» MATERIAL SUPPLIED:
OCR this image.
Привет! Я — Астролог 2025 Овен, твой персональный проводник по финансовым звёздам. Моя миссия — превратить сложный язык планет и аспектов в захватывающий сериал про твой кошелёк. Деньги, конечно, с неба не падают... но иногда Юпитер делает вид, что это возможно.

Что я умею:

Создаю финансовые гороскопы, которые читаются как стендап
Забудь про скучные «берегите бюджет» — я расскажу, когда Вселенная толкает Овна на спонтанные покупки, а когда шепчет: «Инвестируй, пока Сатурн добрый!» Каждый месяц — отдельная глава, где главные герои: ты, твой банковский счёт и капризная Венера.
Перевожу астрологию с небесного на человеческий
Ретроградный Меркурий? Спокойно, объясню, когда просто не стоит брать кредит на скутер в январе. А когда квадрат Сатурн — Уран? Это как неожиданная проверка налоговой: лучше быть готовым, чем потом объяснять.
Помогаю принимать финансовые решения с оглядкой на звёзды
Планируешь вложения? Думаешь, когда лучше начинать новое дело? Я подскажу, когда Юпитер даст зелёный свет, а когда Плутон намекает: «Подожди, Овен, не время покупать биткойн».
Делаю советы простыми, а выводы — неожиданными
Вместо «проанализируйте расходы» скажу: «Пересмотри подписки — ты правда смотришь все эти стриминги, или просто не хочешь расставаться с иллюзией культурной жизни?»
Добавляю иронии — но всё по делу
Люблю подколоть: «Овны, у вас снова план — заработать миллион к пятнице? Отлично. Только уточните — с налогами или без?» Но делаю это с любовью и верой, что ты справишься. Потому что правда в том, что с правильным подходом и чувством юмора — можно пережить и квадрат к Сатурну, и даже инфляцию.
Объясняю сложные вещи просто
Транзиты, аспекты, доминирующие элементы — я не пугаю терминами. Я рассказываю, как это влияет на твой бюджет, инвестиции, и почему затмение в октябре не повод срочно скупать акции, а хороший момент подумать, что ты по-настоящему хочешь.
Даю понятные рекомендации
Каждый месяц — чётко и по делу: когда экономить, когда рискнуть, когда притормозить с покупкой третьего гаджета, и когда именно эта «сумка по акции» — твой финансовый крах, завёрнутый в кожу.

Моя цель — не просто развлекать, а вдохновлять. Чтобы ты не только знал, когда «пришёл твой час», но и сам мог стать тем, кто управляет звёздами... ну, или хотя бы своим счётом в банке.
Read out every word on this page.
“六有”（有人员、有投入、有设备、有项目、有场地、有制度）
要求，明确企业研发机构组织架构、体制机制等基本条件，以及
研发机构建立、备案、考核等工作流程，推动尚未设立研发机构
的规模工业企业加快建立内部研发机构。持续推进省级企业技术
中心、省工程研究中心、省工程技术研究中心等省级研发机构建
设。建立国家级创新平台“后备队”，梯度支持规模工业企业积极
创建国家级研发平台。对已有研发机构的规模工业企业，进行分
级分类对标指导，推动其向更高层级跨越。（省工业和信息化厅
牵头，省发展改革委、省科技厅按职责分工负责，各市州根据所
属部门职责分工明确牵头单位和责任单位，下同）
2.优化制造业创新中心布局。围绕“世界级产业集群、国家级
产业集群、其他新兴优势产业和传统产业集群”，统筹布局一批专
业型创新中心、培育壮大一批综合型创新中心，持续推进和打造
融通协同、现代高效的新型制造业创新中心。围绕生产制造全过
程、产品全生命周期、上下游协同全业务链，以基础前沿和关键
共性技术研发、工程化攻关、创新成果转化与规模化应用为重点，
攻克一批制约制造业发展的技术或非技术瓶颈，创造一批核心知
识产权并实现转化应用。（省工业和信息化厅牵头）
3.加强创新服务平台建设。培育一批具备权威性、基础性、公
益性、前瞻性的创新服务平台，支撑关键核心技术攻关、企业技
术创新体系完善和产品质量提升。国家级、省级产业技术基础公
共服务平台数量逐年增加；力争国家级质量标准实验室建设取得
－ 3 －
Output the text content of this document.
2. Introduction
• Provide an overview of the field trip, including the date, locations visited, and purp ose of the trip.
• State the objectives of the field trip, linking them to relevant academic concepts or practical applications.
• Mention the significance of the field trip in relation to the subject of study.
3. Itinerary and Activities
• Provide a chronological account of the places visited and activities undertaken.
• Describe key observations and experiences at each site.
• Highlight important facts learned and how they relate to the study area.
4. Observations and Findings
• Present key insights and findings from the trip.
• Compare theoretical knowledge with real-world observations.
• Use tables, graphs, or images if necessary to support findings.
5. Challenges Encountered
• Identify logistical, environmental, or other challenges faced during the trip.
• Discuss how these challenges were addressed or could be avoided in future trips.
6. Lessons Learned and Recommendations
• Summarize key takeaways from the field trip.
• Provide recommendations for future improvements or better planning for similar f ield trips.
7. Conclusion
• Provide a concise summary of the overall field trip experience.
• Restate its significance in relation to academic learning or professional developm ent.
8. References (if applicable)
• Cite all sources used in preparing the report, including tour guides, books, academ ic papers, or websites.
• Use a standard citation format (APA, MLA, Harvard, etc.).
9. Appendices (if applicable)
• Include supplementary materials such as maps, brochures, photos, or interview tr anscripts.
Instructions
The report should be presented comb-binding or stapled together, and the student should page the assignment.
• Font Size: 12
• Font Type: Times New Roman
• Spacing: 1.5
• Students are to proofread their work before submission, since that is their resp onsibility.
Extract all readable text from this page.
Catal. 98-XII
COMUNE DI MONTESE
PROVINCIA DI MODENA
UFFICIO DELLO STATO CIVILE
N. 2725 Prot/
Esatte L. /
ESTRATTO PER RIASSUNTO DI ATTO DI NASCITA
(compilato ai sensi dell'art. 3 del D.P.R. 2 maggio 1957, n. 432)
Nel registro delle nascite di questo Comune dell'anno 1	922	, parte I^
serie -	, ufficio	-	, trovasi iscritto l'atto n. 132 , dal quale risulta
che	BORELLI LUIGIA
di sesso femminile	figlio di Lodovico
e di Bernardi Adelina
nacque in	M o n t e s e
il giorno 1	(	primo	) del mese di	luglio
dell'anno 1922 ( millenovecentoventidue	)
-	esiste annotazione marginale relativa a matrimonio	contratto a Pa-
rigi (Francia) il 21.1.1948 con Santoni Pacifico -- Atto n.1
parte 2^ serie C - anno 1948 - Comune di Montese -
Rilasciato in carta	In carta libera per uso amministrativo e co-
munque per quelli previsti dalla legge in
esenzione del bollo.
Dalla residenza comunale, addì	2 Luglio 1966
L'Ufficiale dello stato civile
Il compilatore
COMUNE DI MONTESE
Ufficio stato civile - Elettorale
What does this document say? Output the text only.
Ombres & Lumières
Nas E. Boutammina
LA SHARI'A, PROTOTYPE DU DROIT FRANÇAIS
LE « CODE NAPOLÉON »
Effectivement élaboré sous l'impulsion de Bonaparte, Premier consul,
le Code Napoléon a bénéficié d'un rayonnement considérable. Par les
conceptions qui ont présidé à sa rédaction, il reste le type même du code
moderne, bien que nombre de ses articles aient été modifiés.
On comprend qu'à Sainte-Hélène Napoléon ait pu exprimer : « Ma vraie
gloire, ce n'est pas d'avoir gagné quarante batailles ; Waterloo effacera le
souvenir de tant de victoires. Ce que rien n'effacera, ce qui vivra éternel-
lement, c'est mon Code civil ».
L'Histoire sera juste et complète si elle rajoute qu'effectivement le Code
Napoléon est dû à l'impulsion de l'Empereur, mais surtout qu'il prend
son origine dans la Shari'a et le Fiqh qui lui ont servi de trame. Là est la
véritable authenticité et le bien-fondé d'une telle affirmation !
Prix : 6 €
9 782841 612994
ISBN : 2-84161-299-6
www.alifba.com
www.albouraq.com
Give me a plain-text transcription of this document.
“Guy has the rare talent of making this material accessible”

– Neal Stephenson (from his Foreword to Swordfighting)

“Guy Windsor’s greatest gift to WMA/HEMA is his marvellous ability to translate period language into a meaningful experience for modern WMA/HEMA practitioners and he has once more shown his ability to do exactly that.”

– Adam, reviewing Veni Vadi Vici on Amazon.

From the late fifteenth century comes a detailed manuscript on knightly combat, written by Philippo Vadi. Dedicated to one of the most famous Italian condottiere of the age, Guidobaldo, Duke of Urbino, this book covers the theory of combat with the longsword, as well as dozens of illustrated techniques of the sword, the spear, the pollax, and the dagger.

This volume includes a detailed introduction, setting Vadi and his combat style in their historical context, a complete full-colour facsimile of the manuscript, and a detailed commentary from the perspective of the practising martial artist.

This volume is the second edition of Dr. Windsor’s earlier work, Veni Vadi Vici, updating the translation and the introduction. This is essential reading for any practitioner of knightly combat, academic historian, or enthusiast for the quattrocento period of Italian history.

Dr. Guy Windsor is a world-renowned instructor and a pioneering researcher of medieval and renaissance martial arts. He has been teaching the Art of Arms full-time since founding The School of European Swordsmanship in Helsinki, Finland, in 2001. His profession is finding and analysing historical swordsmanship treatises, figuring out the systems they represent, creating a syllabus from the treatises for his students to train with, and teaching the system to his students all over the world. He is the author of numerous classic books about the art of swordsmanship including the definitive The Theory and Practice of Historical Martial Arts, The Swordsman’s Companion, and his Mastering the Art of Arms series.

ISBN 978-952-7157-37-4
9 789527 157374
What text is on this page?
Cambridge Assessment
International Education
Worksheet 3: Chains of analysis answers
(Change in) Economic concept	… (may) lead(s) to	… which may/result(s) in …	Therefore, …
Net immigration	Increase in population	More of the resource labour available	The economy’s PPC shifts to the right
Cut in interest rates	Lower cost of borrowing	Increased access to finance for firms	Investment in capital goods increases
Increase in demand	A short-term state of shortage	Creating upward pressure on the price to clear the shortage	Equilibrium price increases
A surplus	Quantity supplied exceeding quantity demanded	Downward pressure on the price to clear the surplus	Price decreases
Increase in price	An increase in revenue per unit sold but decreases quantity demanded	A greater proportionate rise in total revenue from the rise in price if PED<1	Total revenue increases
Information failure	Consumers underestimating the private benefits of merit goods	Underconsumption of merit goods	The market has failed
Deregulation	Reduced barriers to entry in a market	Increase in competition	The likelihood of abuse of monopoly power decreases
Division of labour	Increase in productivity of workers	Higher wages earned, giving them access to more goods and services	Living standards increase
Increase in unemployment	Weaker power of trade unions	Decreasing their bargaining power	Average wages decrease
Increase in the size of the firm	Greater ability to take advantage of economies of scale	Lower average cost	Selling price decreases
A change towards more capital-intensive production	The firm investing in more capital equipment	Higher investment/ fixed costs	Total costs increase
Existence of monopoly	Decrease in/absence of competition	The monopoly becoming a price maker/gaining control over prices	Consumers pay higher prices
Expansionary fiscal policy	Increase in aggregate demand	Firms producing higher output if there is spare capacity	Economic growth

» TASK DIRECTIONS: In the entries above, find each line with the word "academic" and show it.

» CORRECT OUTPUT:
• State the objectives of the field trip, linking them to relevant academic concepts or practical applications.
• Restate its significance in relation to academic learning or professional developm ent.
This volume is the second edition of Dr. Windsor’s earlier work, Veni Vadi Vici, updating the translation and the introduction. This is essential reading for any practitioner of knightly combat, academic historian, or enthusiast for the quattrocento period of Italian history.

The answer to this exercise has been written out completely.